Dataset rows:

■ ■ ■ ■ ■

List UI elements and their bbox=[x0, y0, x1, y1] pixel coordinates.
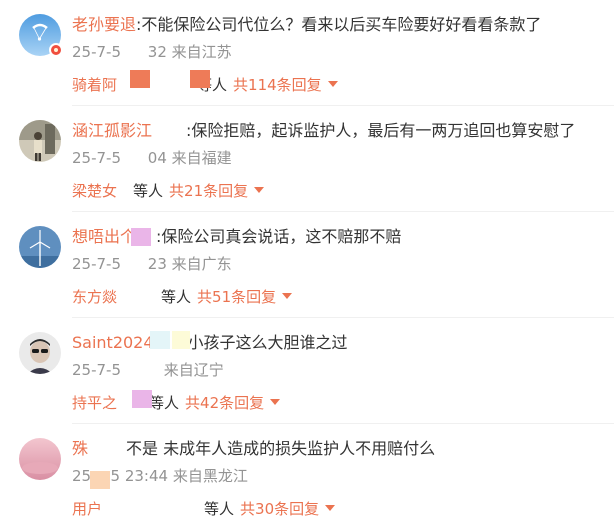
comment-username[interactable]: 想唔出个 bbox=[72, 227, 136, 246]
comment-item: 想唔出个 :保险公司真会说话，这不赔那不赔 25-7-5 23 来自广东 东方燚 等… bbox=[0, 212, 614, 318]
and-others-label: 等人 bbox=[133, 182, 164, 200]
comment-username[interactable]: 涵江孤影江 bbox=[72, 121, 152, 140]
comment-item: Saint2024 小孩子这么大胆谁之过 25-7-5 来自辽宁 持平之 等人 共42… bbox=[0, 318, 614, 424]
chevron-down-icon[interactable] bbox=[327, 81, 338, 87]
comment-username[interactable]: 殊 bbox=[72, 439, 88, 458]
sunglasses-person-avatar-icon[interactable] bbox=[19, 332, 61, 374]
comment-line: 殊 不是 未成年人造成的损失监护人不用赔付么 bbox=[72, 437, 435, 461]
comment-line: 想唔出个 :保险公司真会说话，这不赔那不赔 bbox=[72, 225, 401, 249]
verified-badge-icon bbox=[49, 43, 63, 57]
chevron-down-icon[interactable] bbox=[254, 187, 265, 193]
reply-count-link[interactable]: 共42条回复 bbox=[185, 394, 264, 412]
comment-line: 老孙要退:不能保险公司代位么？看来以后买车险要好好看看条款了 bbox=[72, 13, 541, 37]
wind-turbine-avatar-icon[interactable] bbox=[19, 226, 61, 268]
comment-username[interactable]: Saint2024 bbox=[72, 333, 154, 352]
reply-count-link[interactable]: 共21条回复 bbox=[169, 182, 248, 200]
comment-text: :保险拒赔，起诉监护人，最后有一两万追回也算安慰了 bbox=[186, 121, 576, 140]
comment-meta: 25-7-5 32 来自江苏 bbox=[72, 41, 232, 63]
reply-count-link[interactable]: 共51条回复 bbox=[197, 288, 276, 306]
comment-time-location: 32 来自江苏 bbox=[147, 43, 232, 61]
reply-username[interactable]: 用户 bbox=[72, 500, 102, 518]
comment-text: :不能保险公司代位么？看来以后买车险要好好看看条款了 bbox=[136, 15, 542, 34]
redaction-block bbox=[190, 70, 210, 88]
reply-summary[interactable]: 梁楚女 等人 共21条回复 bbox=[72, 179, 265, 203]
comment-text: :保险公司真会说话，这不赔那不赔 bbox=[156, 227, 402, 246]
comment-time-location: -5 23:44 来自黑龙江 bbox=[105, 467, 248, 485]
reply-username[interactable]: 持平之 bbox=[72, 394, 117, 412]
comment-time-location: 04 来自福建 bbox=[147, 149, 232, 167]
redaction-block bbox=[172, 331, 190, 349]
redaction-block bbox=[90, 471, 110, 489]
reply-username[interactable]: 骑着阿 bbox=[72, 76, 117, 94]
reply-summary[interactable]: 持平之 等人 共42条回复 bbox=[72, 391, 281, 415]
comment-time: 25 bbox=[72, 467, 92, 485]
redaction-block bbox=[150, 331, 170, 349]
chevron-down-icon[interactable] bbox=[282, 293, 293, 299]
comment-username[interactable]: 老孙要退 bbox=[72, 15, 136, 34]
reply-summary[interactable]: 东方燚 等人 共51条回复 bbox=[72, 285, 293, 309]
comment-meta: 25-7-5 来自辽宁 bbox=[72, 359, 224, 381]
redaction-block bbox=[131, 228, 151, 246]
comment-text: 小孩子这么大胆谁之过 bbox=[187, 333, 348, 352]
comment-time: 25-7-5 bbox=[72, 149, 126, 167]
reply-username[interactable]: 梁楚女 bbox=[72, 182, 117, 200]
comment-time: 25-7-5 bbox=[72, 361, 126, 379]
reply-summary[interactable]: 用户 等人 共30条回复 bbox=[72, 497, 336, 521]
reply-count-link[interactable]: 共30条回复 bbox=[240, 500, 319, 518]
comment-item: 涵江孤影江 :保险拒赔，起诉监护人，最后有一两万追回也算安慰了 25-7-5 04… bbox=[0, 106, 614, 212]
chevron-down-icon[interactable] bbox=[270, 399, 281, 405]
chevron-down-icon[interactable] bbox=[325, 505, 336, 511]
reply-username[interactable]: 东方燚 bbox=[72, 288, 117, 306]
and-others-label: 等人 bbox=[161, 288, 192, 306]
comment-time: 25-7-5 bbox=[72, 43, 126, 61]
comment-line: 涵江孤影江 :保险拒赔，起诉监护人，最后有一两万追回也算安慰了 bbox=[72, 119, 575, 143]
comment-item: 老孙要退:不能保险公司代位么？看来以后买车险要好好看看条款了 25-7-5 32… bbox=[0, 0, 614, 106]
comment-meta: 25-7-5 23 来自广东 bbox=[72, 253, 232, 275]
standing-person-avatar-icon[interactable] bbox=[19, 120, 61, 162]
comment-line: Saint2024 小孩子这么大胆谁之过 bbox=[72, 331, 348, 355]
redaction-block bbox=[132, 390, 152, 408]
comment-meta: 25-7-5 04 来自福建 bbox=[72, 147, 232, 169]
and-others-label: 等人 bbox=[149, 394, 180, 412]
reply-count-link[interactable]: 共114条回复 bbox=[233, 76, 322, 94]
comment-time: 25-7-5 bbox=[72, 255, 126, 273]
comment-time-location: 23 来自广东 bbox=[147, 255, 232, 273]
pink-gradient-avatar-icon[interactable] bbox=[19, 438, 61, 480]
redaction-block bbox=[130, 70, 150, 88]
and-others-label: 等人 bbox=[204, 500, 235, 518]
comment-time-location: 来自辽宁 bbox=[163, 361, 224, 379]
comment-item: 殊 不是 未成年人造成的损失监护人不用赔付么 25 -5 23:44 来自黑龙江 用… bbox=[0, 424, 614, 529]
comment-text: 不是 未成年人造成的损失监护人不用赔付么 bbox=[126, 439, 436, 458]
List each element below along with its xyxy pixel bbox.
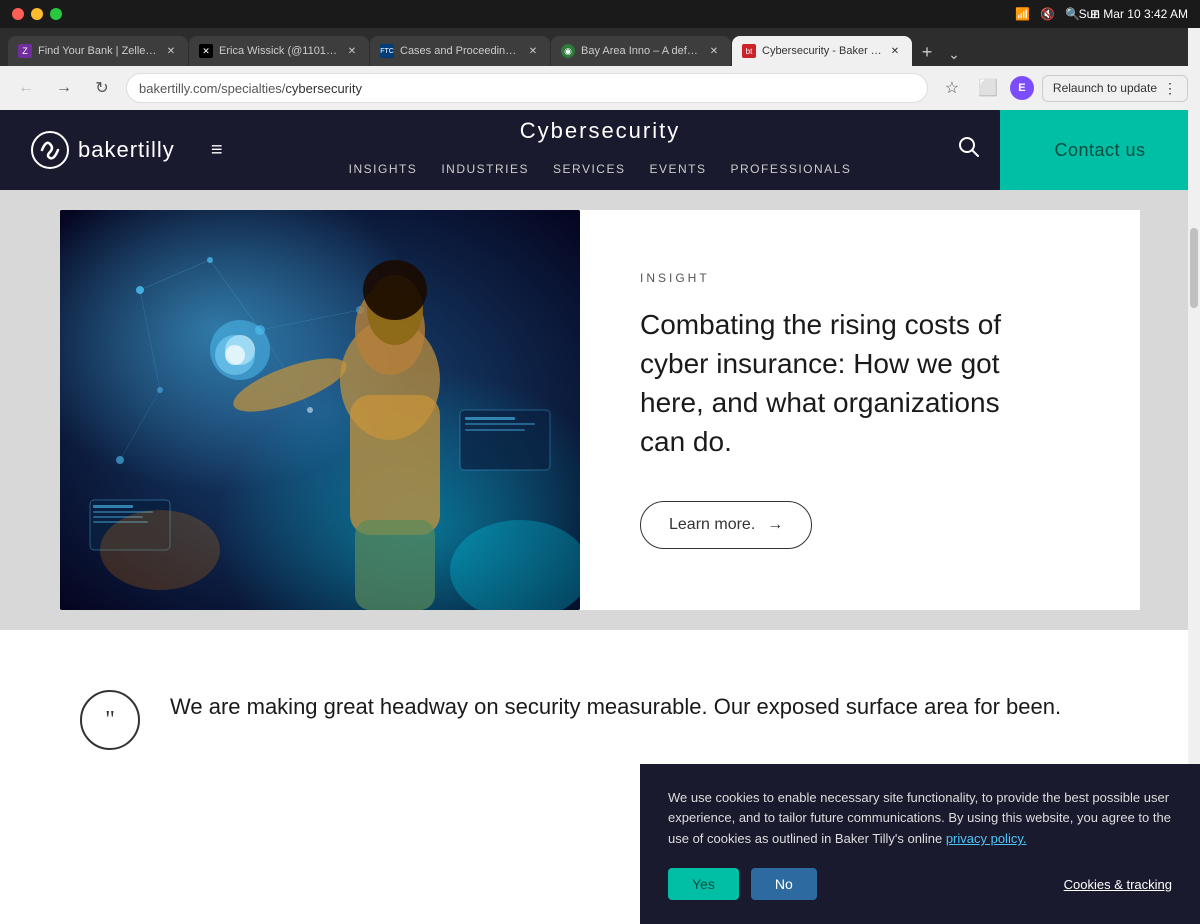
cookie-actions: Yes No Cookies & tracking xyxy=(668,868,1172,900)
relaunch-menu-icon: ⋮ xyxy=(1163,80,1177,97)
tab-close-ftc[interactable]: ✕ xyxy=(526,44,540,58)
traffic-lights xyxy=(12,8,62,20)
quote-text: We are making great headway on security … xyxy=(170,690,1061,723)
minimize-button[interactable] xyxy=(31,8,43,20)
tab-bakertilly[interactable]: bt Cybersecurity - Baker Tilly… ✕ xyxy=(732,36,912,66)
cookie-no-button[interactable]: No xyxy=(751,868,817,900)
address-actions: ☆ ⬜ E Relaunch to update ⋮ xyxy=(938,74,1188,102)
tab-title-ftc: Cases and Proceedings |… xyxy=(400,45,520,57)
tab-close-bt[interactable]: ✕ xyxy=(888,44,902,58)
fullscreen-button[interactable] xyxy=(50,8,62,20)
cookies-tracking-link[interactable]: Cookies & tracking xyxy=(1064,877,1172,892)
nav-events[interactable]: EVENTS xyxy=(649,162,706,176)
address-bar: ← → ↻ bakertilly.com/specialties/cyberse… xyxy=(0,66,1200,110)
url-text: bakertilly.com/specialties/cybersecurity xyxy=(139,81,362,96)
url-domain: cybersecurity xyxy=(285,81,362,96)
page-title: Cybersecurity xyxy=(520,118,680,144)
close-button[interactable] xyxy=(12,8,24,20)
hero-section: INSIGHT Combating the rising costs of cy… xyxy=(0,190,1200,630)
cookie-text: We use cookies to enable necessary site … xyxy=(668,788,1172,850)
macos-bar: 📶 🔇 🔍 ⊞ Sun Mar 10 3:42 AM xyxy=(0,0,1200,28)
tab-favicon-x: ✕ xyxy=(199,44,213,58)
logo-area: bakertilly ≡ xyxy=(30,130,222,170)
tab-x[interactable]: ✕ Erica Wissick (@11010eric… ✕ xyxy=(189,36,369,66)
wifi-icon: 📶 xyxy=(1015,7,1030,21)
tab-expand-button[interactable]: ⌄ xyxy=(942,42,966,66)
tab-favicon-bt: bt xyxy=(742,44,756,58)
hero-title: Combating the rising costs of cyber insu… xyxy=(640,305,1020,462)
profile-badge[interactable]: E xyxy=(1010,76,1034,100)
relaunch-label: Relaunch to update xyxy=(1053,81,1157,95)
learn-more-label: Learn more. xyxy=(669,516,755,534)
nav-links: INSIGHTS INDUSTRIES SERVICES EVENTS PROF… xyxy=(349,162,852,176)
tab-close-bay[interactable]: ✕ xyxy=(707,44,721,58)
quote-mark: " xyxy=(80,690,140,750)
tab-close-zelle[interactable]: ✕ xyxy=(164,44,178,58)
url-path: bakertilly.com/specialties/ xyxy=(139,81,285,96)
url-bar[interactable]: bakertilly.com/specialties/cybersecurity xyxy=(126,73,928,103)
tab-bay[interactable]: ◉ Bay Area Inno – A defunct… ✕ xyxy=(551,36,731,66)
arrow-icon: → xyxy=(767,516,783,534)
tab-close-x[interactable]: ✕ xyxy=(345,44,359,58)
learn-more-button[interactable]: Learn more. → xyxy=(640,501,812,549)
tab-zelle[interactable]: Z Find Your Bank | Zelle En… ✕ xyxy=(8,36,188,66)
tab-title-x: Erica Wissick (@11010eric… xyxy=(219,45,339,57)
scrollbar-thumb[interactable] xyxy=(1190,228,1198,308)
site-logo[interactable]: bakertilly xyxy=(30,130,175,170)
forward-button[interactable]: → xyxy=(50,74,78,102)
tab-favicon-bay: ◉ xyxy=(561,44,575,58)
contact-label: Contact us xyxy=(1054,140,1145,161)
tab-title-bay: Bay Area Inno – A defunct… xyxy=(581,45,701,57)
nav-industries[interactable]: INDUSTRIES xyxy=(441,162,529,176)
bookmark-icon[interactable]: ☆ xyxy=(938,74,966,102)
site-header: bakertilly ≡ Cybersecurity INSIGHTS INDU… xyxy=(0,110,1200,190)
cookie-yes-button[interactable]: Yes xyxy=(668,868,739,900)
privacy-policy-link[interactable]: privacy policy. xyxy=(946,831,1027,846)
tab-favicon-zelle: Z xyxy=(18,44,32,58)
site-search-icon[interactable] xyxy=(958,136,980,164)
back-button[interactable]: ← xyxy=(12,74,40,102)
tab-title-bt: Cybersecurity - Baker Tilly… xyxy=(762,45,882,57)
insight-label: INSIGHT xyxy=(640,271,1080,285)
hero-content: INSIGHT Combating the rising costs of cy… xyxy=(580,210,1140,610)
tab-favicon-ftc: FTC xyxy=(380,44,394,58)
logo-icon xyxy=(30,130,70,170)
tab-title-zelle: Find Your Bank | Zelle En… xyxy=(38,45,158,57)
nav-insights[interactable]: INSIGHTS xyxy=(349,162,418,176)
reload-button[interactable]: ↻ xyxy=(88,74,116,102)
cookie-banner: We use cookies to enable necessary site … xyxy=(640,764,1200,924)
nav-professionals[interactable]: PROFESSIONALS xyxy=(730,162,851,176)
system-time: Sun Mar 10 3:42 AM xyxy=(1079,7,1188,21)
logo-text: bakertilly xyxy=(78,137,175,163)
hero-svg xyxy=(60,210,580,610)
split-view-icon[interactable]: ⬜ xyxy=(974,74,1002,102)
tab-ftc[interactable]: FTC Cases and Proceedings |… ✕ xyxy=(370,36,550,66)
volume-icon: 🔇 xyxy=(1040,7,1055,21)
hero-image xyxy=(60,210,580,610)
relaunch-button[interactable]: Relaunch to update ⋮ xyxy=(1042,75,1188,102)
tab-bar: Z Find Your Bank | Zelle En… ✕ ✕ Erica W… xyxy=(0,28,1200,66)
hamburger-menu[interactable]: ≡ xyxy=(211,139,223,162)
contact-button[interactable]: Contact us xyxy=(1000,110,1200,190)
new-tab-button[interactable]: + xyxy=(913,38,941,66)
nav-services[interactable]: SERVICES xyxy=(553,162,625,176)
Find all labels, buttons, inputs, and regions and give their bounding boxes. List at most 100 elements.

■ ■ ■ ■ ■

(Aim of the task): Please format the lines above, from the line holding "comment-username[interactable]: 想唔出个 bbox=[72, 227, 136, 246]" through the line holding "redaction-block bbox=[131, 228, 151, 246]", inclusive, as a Markdown table with the columns Row and Line, leaving out any blank lines.

(Expected answer):
| Row | Line |
|---|---|
| 1 | comment-username[interactable]: 想唔出个 bbox=[72, 227, 136, 246] |
| 2 | comment-item: 想唔出个 :保险公司真会说话，这不赔那不赔 25-7-5 23 来自广东 东方燚 等… bbox=[0, 212, 614, 318] |
| 3 | and-others-label: 等人 bbox=[133, 182, 164, 200] |
| 4 | comment-username[interactable]: 涵江孤影江 bbox=[72, 121, 152, 140] |
| 5 | comment-item: Saint2024 小孩子这么大胆谁之过 25-7-5 来自辽宁 持平之 等人 共42… bbox=[0, 318, 614, 424] |
| 6 | chevron-down-icon[interactable] bbox=[327, 81, 338, 87] |
| 7 | comment-username[interactable]: 殊 bbox=[72, 439, 88, 458] |
| 8 | sunglasses-person-avatar-icon[interactable] bbox=[19, 332, 61, 374] |
| 9 | comment-line: 殊 不是 未成年人造成的损失监护人不用赔付么 bbox=[72, 437, 435, 461] |
| 10 | comment-line: 想唔出个 :保险公司真会说话，这不赔那不赔 bbox=[72, 225, 401, 249] |
| 11 | verified-badge-icon bbox=[49, 43, 63, 57] |
| 12 | chevron-down-icon[interactable] bbox=[254, 187, 265, 193] |
| 13 | reply-count-link[interactable]: 共42条回复 bbox=[185, 394, 264, 412] |
| 14 | comment-line: 老孙要退:不能保险公司代位么？看来以后买车险要好好看看条款了 bbox=[72, 13, 541, 37] |
| 15 | wind-turbine-avatar-icon[interactable] bbox=[19, 226, 61, 268] |
| 16 | comment-username[interactable]: Saint2024 bbox=[72, 333, 154, 352] |
| 17 | reply-count-link[interactable]: 共21条回复 bbox=[169, 182, 248, 200] |
| 18 | comment-text: :保险拒赔，起诉监护人，最后有一两万追回也算安慰了 bbox=[186, 121, 576, 140] |
| 19 | comment-meta: 25-7-5 32 来自江苏 bbox=[72, 41, 232, 63] |
| 20 | reply-count-link[interactable]: 共51条回复 bbox=[197, 288, 276, 306] |
| 21 | comment-time-location: 32 来自江苏 bbox=[147, 43, 232, 61] |
| 22 | reply-username[interactable]: 用户 bbox=[72, 500, 102, 518] |
| 23 | comment-text: :不能保险公司代位么？看来以后买车险要好好看看条款了 bbox=[136, 15, 542, 34] |
| 24 | redaction-block bbox=[190, 70, 210, 88] |
| 25 | reply-summary[interactable]: 梁楚女 等人 共21条回复 bbox=[72, 179, 265, 203] |
| 26 | comment-text: :保险公司真会说话，这不赔那不赔 bbox=[156, 227, 402, 246] |
| 27 | comment-time-location: -5 23:44 来自黑龙江 bbox=[105, 467, 248, 485] |
| 28 | reply-username[interactable]: 持平之 bbox=[72, 394, 117, 412] |
| 29 | comment-time-location: 04 来自福建 bbox=[147, 149, 232, 167] |
| 30 | redaction-block bbox=[172, 331, 190, 349] |
| 31 | redaction-block bbox=[90, 471, 110, 489] |
| 32 | reply-username[interactable]: 骑着阿 bbox=[72, 76, 117, 94] |
| 33 | reply-summary[interactable]: 持平之 等人 共42条回复 bbox=[72, 391, 281, 415] |
| 34 | comment-time: 25 bbox=[72, 467, 92, 485] |
| 35 | redaction-block bbox=[150, 331, 170, 349] |
| 36 | chevron-down-icon[interactable] bbox=[282, 293, 293, 299] |
| 37 | comment-username[interactable]: 老孙要退 bbox=[72, 15, 136, 34] |
| 38 | reply-summary[interactable]: 东方燚 等人 共51条回复 bbox=[72, 285, 293, 309] |
| 39 | comment-meta: 25-7-5 来自辽宁 bbox=[72, 359, 224, 381] |
| 40 | redaction-block bbox=[131, 228, 151, 246] |